[Collection entries]
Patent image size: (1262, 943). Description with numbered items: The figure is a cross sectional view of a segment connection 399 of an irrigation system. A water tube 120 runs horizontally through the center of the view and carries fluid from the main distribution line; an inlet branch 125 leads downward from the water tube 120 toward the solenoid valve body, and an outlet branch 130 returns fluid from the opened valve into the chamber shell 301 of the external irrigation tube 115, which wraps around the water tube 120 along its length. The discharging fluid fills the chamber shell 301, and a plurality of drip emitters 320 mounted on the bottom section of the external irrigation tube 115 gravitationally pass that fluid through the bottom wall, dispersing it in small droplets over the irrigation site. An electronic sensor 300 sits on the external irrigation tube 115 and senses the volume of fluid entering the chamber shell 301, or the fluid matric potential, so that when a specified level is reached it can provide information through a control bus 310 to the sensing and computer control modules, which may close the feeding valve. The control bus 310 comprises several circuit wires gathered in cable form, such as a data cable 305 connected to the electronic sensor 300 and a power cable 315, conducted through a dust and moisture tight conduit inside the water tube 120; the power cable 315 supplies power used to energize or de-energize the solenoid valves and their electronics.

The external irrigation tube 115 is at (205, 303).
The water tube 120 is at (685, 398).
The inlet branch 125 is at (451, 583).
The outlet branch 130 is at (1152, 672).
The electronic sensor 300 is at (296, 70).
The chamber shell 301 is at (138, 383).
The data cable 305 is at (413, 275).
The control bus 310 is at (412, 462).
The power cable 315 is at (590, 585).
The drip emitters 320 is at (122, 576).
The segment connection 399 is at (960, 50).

[GIVEN REQUEST] Put the lines of all the records above into a numbered list, omitting any blank lines.

[TASK ANSWER]
1. Patent image size: (1262, 943). Description with numbered items: The figure is a cross sectional view of a segment connection 399 of an irrigation system. A water tube 120 runs horizontally through the center of the view and carries fluid from the main distribution line; an inlet branch 125 leads downward from the water tube 120 toward the solenoid valve body, and an outlet branch 130 returns fluid from the opened valve into the chamber shell 301 of the external irrigation tube 115, which wraps around the water tube 120 along its length. The discharging fluid fills the chamber shell 301, and a plurality of drip emitters 320 mounted on the bottom section of the external irrigation tube 115 gravitationally pass that fluid through the bottom wall, dispersing it in small droplets over the irrigation site. An electronic sensor 300 sits on the external irrigation tube 115 and senses the volume of fluid entering the chamber shell 301, or the fluid matric potential, so that when a specified level is reached it can provide information through a control bus 310 to the sensing and computer control modules, which may close the feeding valve. The control bus 310 comprises several circuit wires gathered in cable form, such as a data cable 305 connected to the electronic sensor 300 and a power cable 315, conducted through a dust and moisture tight conduit inside the water tube 120; the power cable 315 supplies power used to energize or de-energize the solenoid valves and their electronics.
2. The external irrigation tube 115 is at (205, 303).
3. The water tube 120 is at (685, 398).
4. The inlet branch 125 is at (451, 583).
5. The outlet branch 130 is at (1152, 672).
6. The electronic sensor 300 is at (296, 70).
7. The chamber shell 301 is at (138, 383).
8. The data cable 305 is at (413, 275).
9. The control bus 310 is at (412, 462).
10. The power cable 315 is at (590, 585).
11. The drip emitters 320 is at (122, 576).
12. The segment connection 399 is at (960, 50).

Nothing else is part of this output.